■ Stated problem ■
From the entries below, copy every line that holds the word "panel".

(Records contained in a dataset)

• • • •

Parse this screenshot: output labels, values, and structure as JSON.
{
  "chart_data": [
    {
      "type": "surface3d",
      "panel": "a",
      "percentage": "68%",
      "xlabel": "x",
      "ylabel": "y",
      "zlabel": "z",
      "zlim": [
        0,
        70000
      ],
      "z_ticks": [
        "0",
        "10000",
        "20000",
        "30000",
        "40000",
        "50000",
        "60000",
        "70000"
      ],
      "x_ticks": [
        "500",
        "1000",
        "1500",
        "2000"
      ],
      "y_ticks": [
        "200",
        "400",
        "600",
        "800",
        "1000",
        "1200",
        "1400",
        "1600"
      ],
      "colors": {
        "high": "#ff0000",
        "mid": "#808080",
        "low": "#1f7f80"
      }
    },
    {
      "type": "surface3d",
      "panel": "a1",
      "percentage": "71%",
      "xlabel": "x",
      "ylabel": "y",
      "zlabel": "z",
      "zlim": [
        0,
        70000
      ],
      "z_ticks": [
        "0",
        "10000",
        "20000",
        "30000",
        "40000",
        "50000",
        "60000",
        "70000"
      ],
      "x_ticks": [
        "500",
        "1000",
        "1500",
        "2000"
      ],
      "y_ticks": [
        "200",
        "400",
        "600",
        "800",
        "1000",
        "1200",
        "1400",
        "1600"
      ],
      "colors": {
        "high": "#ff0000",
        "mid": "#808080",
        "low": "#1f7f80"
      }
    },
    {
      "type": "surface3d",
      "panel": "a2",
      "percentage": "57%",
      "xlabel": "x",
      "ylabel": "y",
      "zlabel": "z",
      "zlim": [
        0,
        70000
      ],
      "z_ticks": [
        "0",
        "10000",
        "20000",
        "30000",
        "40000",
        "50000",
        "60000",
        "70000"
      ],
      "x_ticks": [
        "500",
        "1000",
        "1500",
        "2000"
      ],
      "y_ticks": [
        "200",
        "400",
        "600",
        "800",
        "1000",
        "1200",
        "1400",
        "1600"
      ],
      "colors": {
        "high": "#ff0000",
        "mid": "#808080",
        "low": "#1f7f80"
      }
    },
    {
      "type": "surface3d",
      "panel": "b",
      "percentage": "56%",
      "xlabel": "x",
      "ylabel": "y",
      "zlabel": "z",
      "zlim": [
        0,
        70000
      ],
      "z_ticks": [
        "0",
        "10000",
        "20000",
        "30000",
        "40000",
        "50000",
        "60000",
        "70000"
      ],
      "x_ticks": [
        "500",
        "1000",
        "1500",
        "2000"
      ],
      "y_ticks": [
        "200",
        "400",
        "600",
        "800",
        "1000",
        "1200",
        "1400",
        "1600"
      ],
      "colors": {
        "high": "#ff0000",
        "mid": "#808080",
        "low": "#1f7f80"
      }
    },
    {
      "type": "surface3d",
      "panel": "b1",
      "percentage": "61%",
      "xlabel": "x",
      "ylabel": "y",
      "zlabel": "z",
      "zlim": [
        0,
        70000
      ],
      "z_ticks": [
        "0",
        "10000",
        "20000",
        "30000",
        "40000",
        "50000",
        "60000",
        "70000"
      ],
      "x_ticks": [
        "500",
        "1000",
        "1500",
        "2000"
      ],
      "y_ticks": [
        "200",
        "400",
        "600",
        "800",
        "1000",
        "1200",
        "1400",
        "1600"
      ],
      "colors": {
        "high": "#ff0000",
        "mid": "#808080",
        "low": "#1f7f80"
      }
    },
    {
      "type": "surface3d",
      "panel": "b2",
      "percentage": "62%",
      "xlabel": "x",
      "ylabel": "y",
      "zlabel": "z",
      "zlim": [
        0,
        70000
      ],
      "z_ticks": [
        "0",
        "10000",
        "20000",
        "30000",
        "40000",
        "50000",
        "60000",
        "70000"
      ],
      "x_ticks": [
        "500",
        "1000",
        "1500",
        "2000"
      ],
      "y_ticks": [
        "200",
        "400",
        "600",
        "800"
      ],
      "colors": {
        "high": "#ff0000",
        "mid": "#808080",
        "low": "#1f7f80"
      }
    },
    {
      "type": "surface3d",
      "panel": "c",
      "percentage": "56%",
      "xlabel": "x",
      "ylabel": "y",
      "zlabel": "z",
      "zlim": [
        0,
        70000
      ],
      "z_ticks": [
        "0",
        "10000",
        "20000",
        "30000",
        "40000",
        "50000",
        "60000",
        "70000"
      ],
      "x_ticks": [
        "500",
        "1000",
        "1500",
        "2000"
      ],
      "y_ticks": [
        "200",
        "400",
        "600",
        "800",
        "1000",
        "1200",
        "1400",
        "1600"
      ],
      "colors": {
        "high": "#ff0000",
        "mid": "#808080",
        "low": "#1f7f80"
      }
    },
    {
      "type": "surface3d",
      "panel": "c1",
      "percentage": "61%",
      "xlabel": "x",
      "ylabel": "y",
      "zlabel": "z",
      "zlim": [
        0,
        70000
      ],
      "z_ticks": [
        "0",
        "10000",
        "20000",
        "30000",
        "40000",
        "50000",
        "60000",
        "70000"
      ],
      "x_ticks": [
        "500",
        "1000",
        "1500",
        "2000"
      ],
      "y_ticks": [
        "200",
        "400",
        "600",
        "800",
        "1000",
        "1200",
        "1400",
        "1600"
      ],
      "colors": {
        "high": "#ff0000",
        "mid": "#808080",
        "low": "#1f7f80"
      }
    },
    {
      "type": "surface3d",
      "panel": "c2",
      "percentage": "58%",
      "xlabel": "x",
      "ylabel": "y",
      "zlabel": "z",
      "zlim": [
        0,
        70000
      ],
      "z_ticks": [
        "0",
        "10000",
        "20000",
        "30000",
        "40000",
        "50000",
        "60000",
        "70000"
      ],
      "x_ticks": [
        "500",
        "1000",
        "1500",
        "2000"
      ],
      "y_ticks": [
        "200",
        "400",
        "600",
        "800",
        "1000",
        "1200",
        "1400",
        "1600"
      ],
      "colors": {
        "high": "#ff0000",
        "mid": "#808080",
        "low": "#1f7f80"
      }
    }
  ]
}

• • • •

■ Expected output ■
      "panel": "a",
      "panel": "a1",
      "panel": "a2",
      "panel": "b",
      "panel": "b1",
      "panel": "b2",
      "panel": "c",
      "panel": "c1",
      "panel": "c2",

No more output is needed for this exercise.